- WHAT IS BEING ASKED: Give every line of the data again, unchanged, but with no pictures.

*** MATERIALS PROVIDED

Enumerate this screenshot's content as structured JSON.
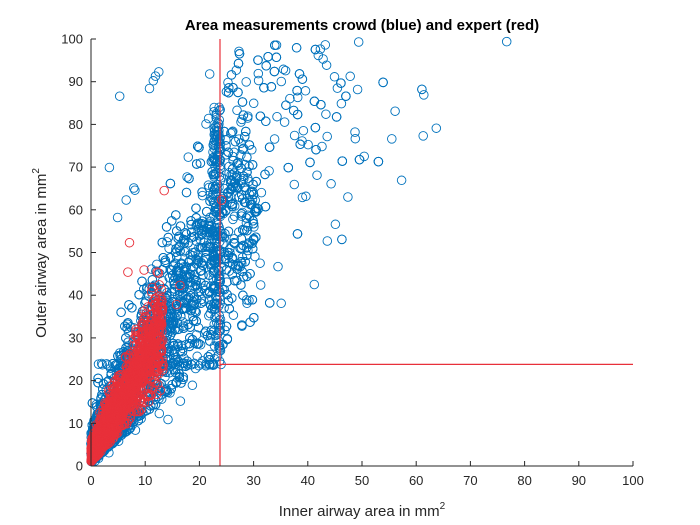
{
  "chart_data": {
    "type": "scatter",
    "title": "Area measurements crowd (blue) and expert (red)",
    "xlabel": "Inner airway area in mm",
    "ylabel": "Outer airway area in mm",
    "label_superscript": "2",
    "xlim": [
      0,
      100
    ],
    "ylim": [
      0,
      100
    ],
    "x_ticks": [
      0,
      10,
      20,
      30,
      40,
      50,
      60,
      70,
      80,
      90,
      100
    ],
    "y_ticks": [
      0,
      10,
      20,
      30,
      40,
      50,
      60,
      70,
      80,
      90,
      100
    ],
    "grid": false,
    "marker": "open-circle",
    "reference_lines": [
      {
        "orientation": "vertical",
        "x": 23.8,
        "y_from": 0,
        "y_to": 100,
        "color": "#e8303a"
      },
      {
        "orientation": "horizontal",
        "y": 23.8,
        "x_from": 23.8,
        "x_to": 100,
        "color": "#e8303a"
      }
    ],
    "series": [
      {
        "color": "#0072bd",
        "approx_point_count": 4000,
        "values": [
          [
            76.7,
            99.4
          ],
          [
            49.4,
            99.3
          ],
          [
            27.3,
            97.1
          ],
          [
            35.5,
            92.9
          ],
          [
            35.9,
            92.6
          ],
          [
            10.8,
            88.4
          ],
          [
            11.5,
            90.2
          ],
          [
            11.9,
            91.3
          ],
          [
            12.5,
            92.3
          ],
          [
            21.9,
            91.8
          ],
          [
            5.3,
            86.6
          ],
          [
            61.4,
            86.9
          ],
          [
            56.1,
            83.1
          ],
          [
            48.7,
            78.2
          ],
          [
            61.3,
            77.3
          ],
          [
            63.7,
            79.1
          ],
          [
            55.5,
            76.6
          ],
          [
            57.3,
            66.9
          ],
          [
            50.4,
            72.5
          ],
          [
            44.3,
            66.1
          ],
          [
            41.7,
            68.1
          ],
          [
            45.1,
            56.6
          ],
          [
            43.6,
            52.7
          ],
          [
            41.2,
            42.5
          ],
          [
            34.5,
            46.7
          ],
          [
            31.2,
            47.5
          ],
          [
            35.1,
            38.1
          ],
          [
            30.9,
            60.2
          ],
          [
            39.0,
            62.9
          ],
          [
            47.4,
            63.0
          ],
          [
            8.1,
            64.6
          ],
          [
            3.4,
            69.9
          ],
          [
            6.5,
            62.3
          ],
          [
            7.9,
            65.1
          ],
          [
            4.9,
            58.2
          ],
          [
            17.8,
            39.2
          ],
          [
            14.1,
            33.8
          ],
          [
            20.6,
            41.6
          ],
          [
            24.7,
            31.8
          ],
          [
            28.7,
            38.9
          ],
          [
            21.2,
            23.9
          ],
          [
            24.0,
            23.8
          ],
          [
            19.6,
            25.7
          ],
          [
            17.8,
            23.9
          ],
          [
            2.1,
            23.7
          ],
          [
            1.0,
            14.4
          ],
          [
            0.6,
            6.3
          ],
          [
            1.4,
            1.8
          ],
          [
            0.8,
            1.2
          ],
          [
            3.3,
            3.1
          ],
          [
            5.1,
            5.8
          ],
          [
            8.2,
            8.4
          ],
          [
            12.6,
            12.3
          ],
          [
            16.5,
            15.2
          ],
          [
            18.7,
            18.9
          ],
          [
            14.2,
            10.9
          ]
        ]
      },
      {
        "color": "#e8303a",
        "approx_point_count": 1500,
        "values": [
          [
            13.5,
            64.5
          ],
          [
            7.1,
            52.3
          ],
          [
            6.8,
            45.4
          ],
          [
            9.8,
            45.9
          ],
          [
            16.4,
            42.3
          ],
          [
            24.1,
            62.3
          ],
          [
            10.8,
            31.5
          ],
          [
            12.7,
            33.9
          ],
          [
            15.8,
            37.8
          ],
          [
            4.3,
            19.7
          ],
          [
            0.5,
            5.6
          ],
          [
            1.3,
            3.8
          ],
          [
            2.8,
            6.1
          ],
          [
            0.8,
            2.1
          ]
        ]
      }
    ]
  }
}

******

- CORRECT RESULT:
Enumerate this screenshot's content as structured JSON.
{
  "chart_data": {
    "type": "scatter",
    "title": "Area measurements crowd (blue) and expert (red)",
    "xlabel": "Inner airway area in mm",
    "ylabel": "Outer airway area in mm",
    "label_superscript": "2",
    "xlim": [
      0,
      100
    ],
    "ylim": [
      0,
      100
    ],
    "x_ticks": [
      0,
      10,
      20,
      30,
      40,
      50,
      60,
      70,
      80,
      90,
      100
    ],
    "y_ticks": [
      0,
      10,
      20,
      30,
      40,
      50,
      60,
      70,
      80,
      90,
      100
    ],
    "grid": false,
    "marker": "open-circle",
    "reference_lines": [
      {
        "orientation": "vertical",
        "x": 23.8,
        "y_from": 0,
        "y_to": 100,
        "color": "#e8303a"
      },
      {
        "orientation": "horizontal",
        "y": 23.8,
        "x_from": 23.8,
        "x_to": 100,
        "color": "#e8303a"
      }
    ],
    "series": [
      {
        "color": "#0072bd",
        "approx_point_count": 4000,
        "values": [
          [
            76.7,
            99.4
          ],
          [
            49.4,
            99.3
          ],
          [
            27.3,
            97.1
          ],
          [
            35.5,
            92.9
          ],
          [
            35.9,
            92.6
          ],
          [
            10.8,
            88.4
          ],
          [
            11.5,
            90.2
          ],
          [
            11.9,
            91.3
          ],
          [
            12.5,
            92.3
          ],
          [
            21.9,
            91.8
          ],
          [
            5.3,
            86.6
          ],
          [
            61.4,
            86.9
          ],
          [
            56.1,
            83.1
          ],
          [
            48.7,
            78.2
          ],
          [
            61.3,
            77.3
          ],
          [
            63.7,
            79.1
          ],
          [
            55.5,
            76.6
          ],
          [
            57.3,
            66.9
          ],
          [
            50.4,
            72.5
          ],
          [
            44.3,
            66.1
          ],
          [
            41.7,
            68.1
          ],
          [
            45.1,
            56.6
          ],
          [
            43.6,
            52.7
          ],
          [
            41.2,
            42.5
          ],
          [
            34.5,
            46.7
          ],
          [
            31.2,
            47.5
          ],
          [
            35.1,
            38.1
          ],
          [
            30.9,
            60.2
          ],
          [
            39.0,
            62.9
          ],
          [
            47.4,
            63.0
          ],
          [
            8.1,
            64.6
          ],
          [
            3.4,
            69.9
          ],
          [
            6.5,
            62.3
          ],
          [
            7.9,
            65.1
          ],
          [
            4.9,
            58.2
          ],
          [
            17.8,
            39.2
          ],
          [
            14.1,
            33.8
          ],
          [
            20.6,
            41.6
          ],
          [
            24.7,
            31.8
          ],
          [
            28.7,
            38.9
          ],
          [
            21.2,
            23.9
          ],
          [
            24.0,
            23.8
          ],
          [
            19.6,
            25.7
          ],
          [
            17.8,
            23.9
          ],
          [
            2.1,
            23.7
          ],
          [
            1.0,
            14.4
          ],
          [
            0.6,
            6.3
          ],
          [
            1.4,
            1.8
          ],
          [
            0.8,
            1.2
          ],
          [
            3.3,
            3.1
          ],
          [
            5.1,
            5.8
          ],
          [
            8.2,
            8.4
          ],
          [
            12.6,
            12.3
          ],
          [
            16.5,
            15.2
          ],
          [
            18.7,
            18.9
          ],
          [
            14.2,
            10.9
          ]
        ]
      },
      {
        "color": "#e8303a",
        "approx_point_count": 1500,
        "values": [
          [
            13.5,
            64.5
          ],
          [
            7.1,
            52.3
          ],
          [
            6.8,
            45.4
          ],
          [
            9.8,
            45.9
          ],
          [
            16.4,
            42.3
          ],
          [
            24.1,
            62.3
          ],
          [
            10.8,
            31.5
          ],
          [
            12.7,
            33.9
          ],
          [
            15.8,
            37.8
          ],
          [
            4.3,
            19.7
          ],
          [
            0.5,
            5.6
          ],
          [
            1.3,
            3.8
          ],
          [
            2.8,
            6.1
          ],
          [
            0.8,
            2.1
          ]
        ]
      }
    ]
  }
}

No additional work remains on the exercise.